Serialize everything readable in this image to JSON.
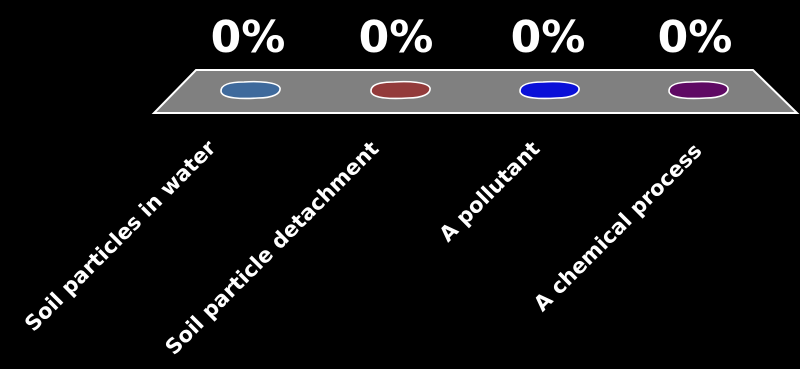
{
  "chart_data": {
    "type": "bar",
    "title": "",
    "xlabel": "",
    "ylabel": "",
    "ylim": [
      0,
      100
    ],
    "categories": [
      "Soil particles in water",
      "Soil particle detachment",
      "A pollutant",
      "A chemical process"
    ],
    "values": [
      0,
      0,
      0,
      0
    ],
    "value_labels": [
      "0%",
      "0%",
      "0%",
      "0%"
    ],
    "bar_colors": [
      "#3f6a9c",
      "#933b3b",
      "#0a10d8",
      "#5f0a64"
    ],
    "floor_color": "#808080",
    "background": "#000000"
  }
}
- - - - - - -
Show the lines of the records that contain the word "Soil".

Written response>
      "Soil particles in water",
      "Soil particle detachment",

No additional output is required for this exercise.